Exercise instructions →
Quote the whole listing word for word. Do not include the pictures.

## BEGIN

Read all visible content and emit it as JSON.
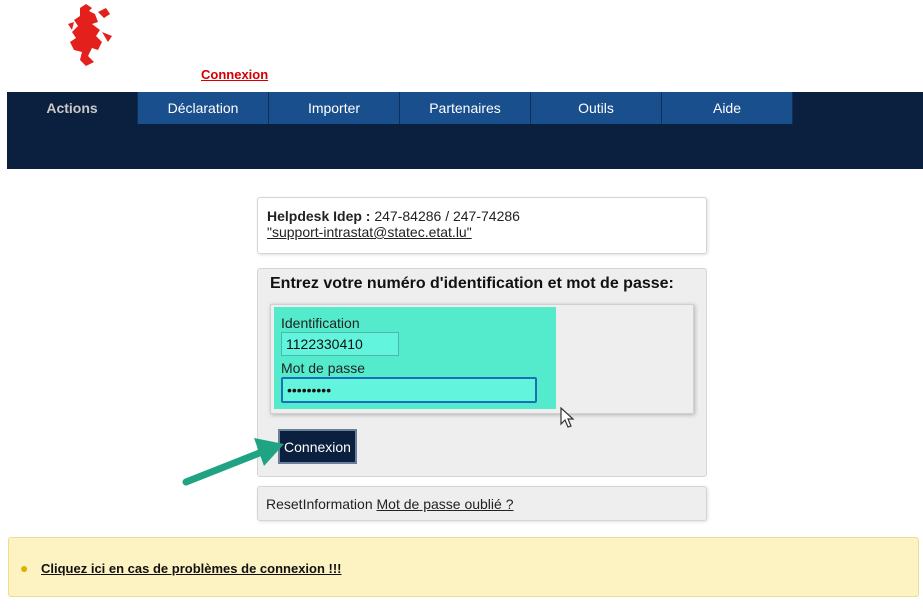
{
  "header": {
    "login_link": "Connexion"
  },
  "nav": {
    "items": [
      {
        "label": "Actions",
        "active": true
      },
      {
        "label": "Déclaration"
      },
      {
        "label": "Importer"
      },
      {
        "label": "Partenaires"
      },
      {
        "label": "Outils"
      },
      {
        "label": "Aide"
      }
    ]
  },
  "helpdesk": {
    "label": "Helpdesk Idep :",
    "phones": " 247-84286 / 247-74286",
    "email": "\"support-intrastat@statec.etat.lu\""
  },
  "login": {
    "title": "Entrez votre numéro d'identification et mot de passe:",
    "id_label": "Identification",
    "id_value": "1122330410",
    "pw_label": "Mot de passe",
    "pw_value": "•••••••••",
    "submit_label": "Connexion"
  },
  "reset": {
    "text": "ResetInformation ",
    "link": "Mot de passe oublié ?"
  },
  "warning": {
    "link": "Cliquez ici en cas de problèmes de connexion !!!"
  },
  "colors": {
    "nav_dark": "#0b1f3f",
    "nav_blue": "#1a4f8e",
    "highlight": "#53ebcc",
    "accent_red": "#d40000",
    "arrow": "#1fa383"
  },
  "icons": [
    "luxembourg-lion-logo",
    "lightbulb-icon",
    "annotation-arrow",
    "mouse-cursor-icon"
  ]
}
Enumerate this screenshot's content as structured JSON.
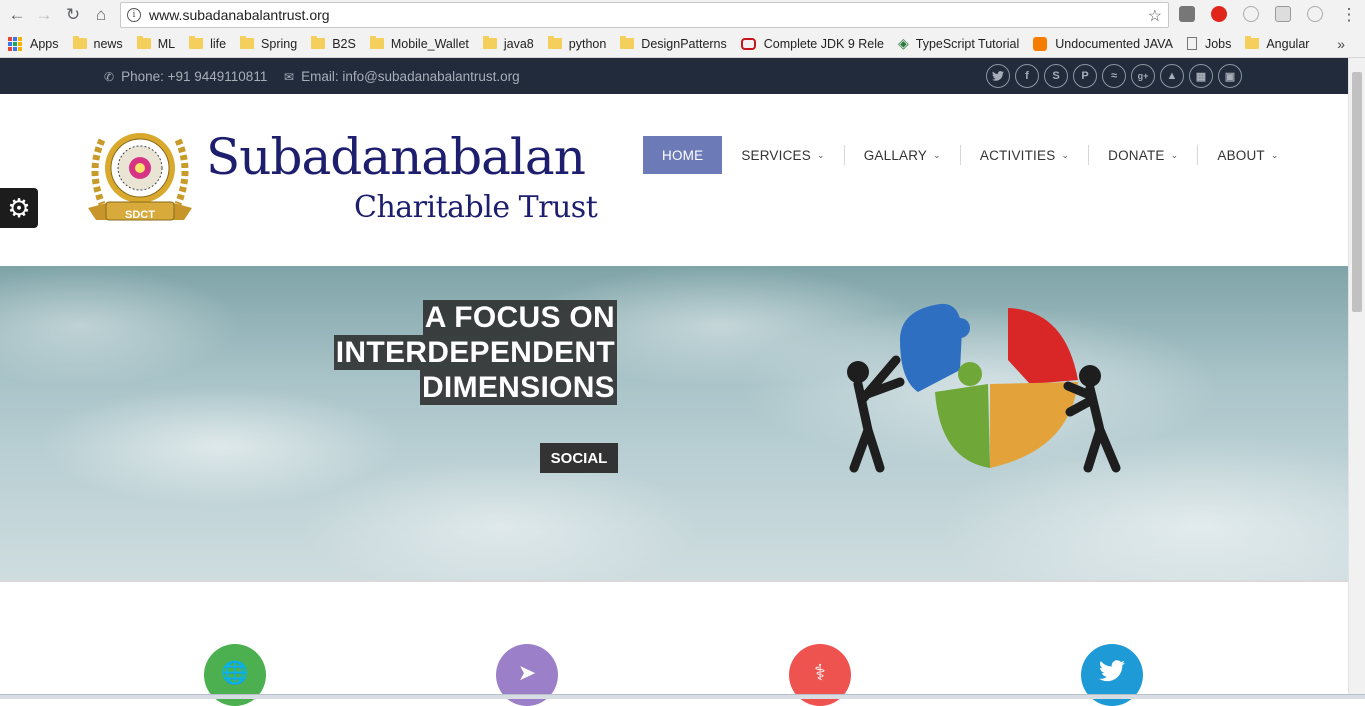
{
  "browser": {
    "url": "www.subadanabalantrust.org",
    "bookmarks": [
      {
        "label": "Apps",
        "icon": "apps-grid-icon"
      },
      {
        "label": "news",
        "icon": "folder-icon"
      },
      {
        "label": "ML",
        "icon": "folder-icon"
      },
      {
        "label": "life",
        "icon": "folder-icon"
      },
      {
        "label": "Spring",
        "icon": "folder-icon"
      },
      {
        "label": "B2S",
        "icon": "folder-icon"
      },
      {
        "label": "Mobile_Wallet",
        "icon": "folder-icon"
      },
      {
        "label": "java8",
        "icon": "folder-icon"
      },
      {
        "label": "python",
        "icon": "folder-icon"
      },
      {
        "label": "DesignPatterns",
        "icon": "folder-icon"
      },
      {
        "label": "Complete JDK 9 Rele",
        "icon": "oracle-icon"
      },
      {
        "label": "TypeScript Tutorial",
        "icon": "diamond-icon"
      },
      {
        "label": "Undocumented JAVA",
        "icon": "blogger-icon"
      },
      {
        "label": "Jobs",
        "icon": "page-icon"
      },
      {
        "label": "Angular",
        "icon": "folder-icon"
      }
    ],
    "more": "»"
  },
  "topbar": {
    "phone": "Phone: +91 9449110811",
    "email": "Email: info@subadanabalantrust.org",
    "social_icons": [
      "twitter-icon",
      "facebook-icon",
      "skype-icon",
      "pinterest-icon",
      "rss-icon",
      "google-plus-icon",
      "android-icon",
      "windows-icon",
      "bus-icon"
    ]
  },
  "logo": {
    "badge": "SDCT",
    "title": "Subadanabalan",
    "subtitle": "Charitable Trust"
  },
  "menu": [
    {
      "label": "HOME",
      "active": true
    },
    {
      "label": "SERVICES",
      "dropdown": true
    },
    {
      "label": "GALLARY",
      "dropdown": true
    },
    {
      "label": "ACTIVITIES",
      "dropdown": true
    },
    {
      "label": "DONATE",
      "dropdown": true
    },
    {
      "label": "ABOUT",
      "dropdown": true
    }
  ],
  "hero": {
    "lines": [
      "A FOCUS ON",
      "INTERDEPENDENT",
      "DIMENSIONS"
    ],
    "button": "SOCIAL"
  },
  "features": [
    {
      "icon": "globe-icon",
      "color": "#4caf50"
    },
    {
      "icon": "rocket-icon",
      "color": "#9b7fc9"
    },
    {
      "icon": "doctor-icon",
      "color": "#ef5350"
    },
    {
      "icon": "twitter-icon",
      "color": "#1e9ad6"
    }
  ],
  "colors": {
    "topbar_bg": "#222b3c",
    "menu_active": "#6d7ab8",
    "logo_text": "#1d1e6e"
  }
}
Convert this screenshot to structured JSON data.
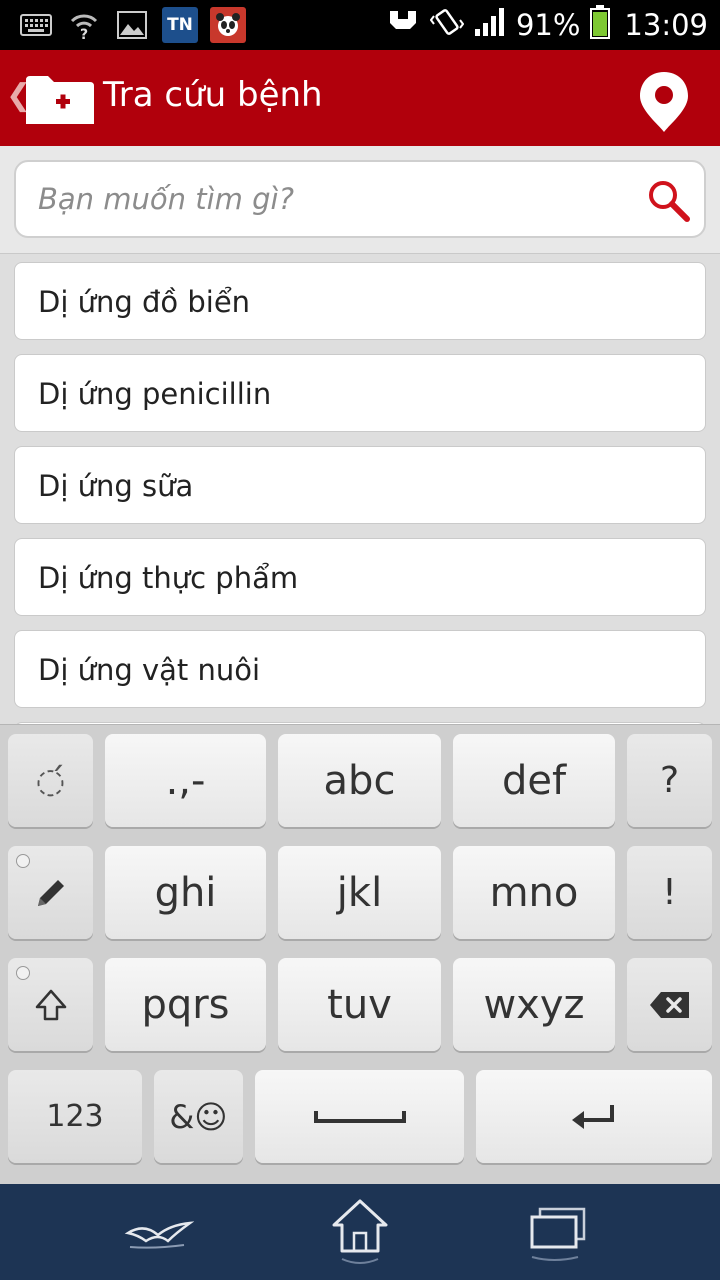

## END

Task response →
Read all visible content and emit it as JSON.
{
  "header": {
    "login_link": "Connexion"
  },
  "nav": {
    "items": [
      {
        "label": "Actions",
        "active": true
      },
      {
        "label": "Déclaration"
      },
      {
        "label": "Importer"
      },
      {
        "label": "Partenaires"
      },
      {
        "label": "Outils"
      },
      {
        "label": "Aide"
      }
    ]
  },
  "helpdesk": {
    "label": "Helpdesk Idep :",
    "phones": " 247-84286 / 247-74286",
    "email": "\"support-intrastat@statec.etat.lu\""
  },
  "login": {
    "title": "Entrez votre numéro d'identification et mot de passe:",
    "id_label": "Identification",
    "id_value": "1122330410",
    "pw_label": "Mot de passe",
    "pw_value": "•••••••••",
    "submit_label": "Connexion"
  },
  "reset": {
    "text": "ResetInformation ",
    "link": "Mot de passe oublié ?"
  },
  "warning": {
    "link": "Cliquez ici en cas de problèmes de connexion !!!"
  },
  "colors": {
    "nav_dark": "#0b1f3f",
    "nav_blue": "#1a4f8e",
    "highlight": "#53ebcc",
    "accent_red": "#d40000",
    "arrow": "#1fa383"
  },
  "icons": [
    "luxembourg-lion-logo",
    "lightbulb-icon",
    "annotation-arrow",
    "mouse-cursor-icon"
  ]
}
Enumerate this screenshot's content as structured JSON.
{
  "browser": {
    "url": "www.subadanabalantrust.org",
    "bookmarks": [
      {
        "label": "Apps",
        "icon": "apps-grid-icon"
      },
      {
        "label": "news",
        "icon": "folder-icon"
      },
      {
        "label": "ML",
        "icon": "folder-icon"
      },
      {
        "label": "life",
        "icon": "folder-icon"
      },
      {
        "label": "Spring",
        "icon": "folder-icon"
      },
      {
        "label": "B2S",
        "icon": "folder-icon"
      },
      {
        "label": "Mobile_Wallet",
        "icon": "folder-icon"
      },
      {
        "label": "java8",
        "icon": "folder-icon"
      },
      {
        "label": "python",
        "icon": "folder-icon"
      },
      {
        "label": "DesignPatterns",
        "icon": "folder-icon"
      },
      {
        "label": "Complete JDK 9 Rele",
        "icon": "oracle-icon"
      },
      {
        "label": "TypeScript Tutorial",
        "icon": "diamond-icon"
      },
      {
        "label": "Undocumented JAVA",
        "icon": "blogger-icon"
      },
      {
        "label": "Jobs",
        "icon": "page-icon"
      },
      {
        "label": "Angular",
        "icon": "folder-icon"
      }
    ],
    "more": "»"
  },
  "topbar": {
    "phone": "Phone: +91 9449110811",
    "email": "Email: info@subadanabalantrust.org",
    "social_icons": [
      "twitter-icon",
      "facebook-icon",
      "skype-icon",
      "pinterest-icon",
      "rss-icon",
      "google-plus-icon",
      "android-icon",
      "windows-icon",
      "bus-icon"
    ]
  },
  "logo": {
    "badge": "SDCT",
    "title": "Subadanabalan",
    "subtitle": "Charitable Trust"
  },
  "menu": [
    {
      "label": "HOME",
      "active": true
    },
    {
      "label": "SERVICES",
      "dropdown": true
    },
    {
      "label": "GALLARY",
      "dropdown": true
    },
    {
      "label": "ACTIVITIES",
      "dropdown": true
    },
    {
      "label": "DONATE",
      "dropdown": true
    },
    {
      "label": "ABOUT",
      "dropdown": true
    }
  ],
  "hero": {
    "lines": [
      "A FOCUS ON",
      "INTERDEPENDENT",
      "DIMENSIONS"
    ],
    "button": "SOCIAL"
  },
  "features": [
    {
      "icon": "globe-icon",
      "color": "#4caf50"
    },
    {
      "icon": "rocket-icon",
      "color": "#9b7fc9"
    },
    {
      "icon": "doctor-icon",
      "color": "#ef5350"
    },
    {
      "icon": "twitter-icon",
      "color": "#1e9ad6"
    }
  ],
  "colors": {
    "topbar_bg": "#222b3c",
    "menu_active": "#6d7ab8",
    "logo_text": "#1d1e6e"
  }
}
Convert this screenshot to structured JSON data.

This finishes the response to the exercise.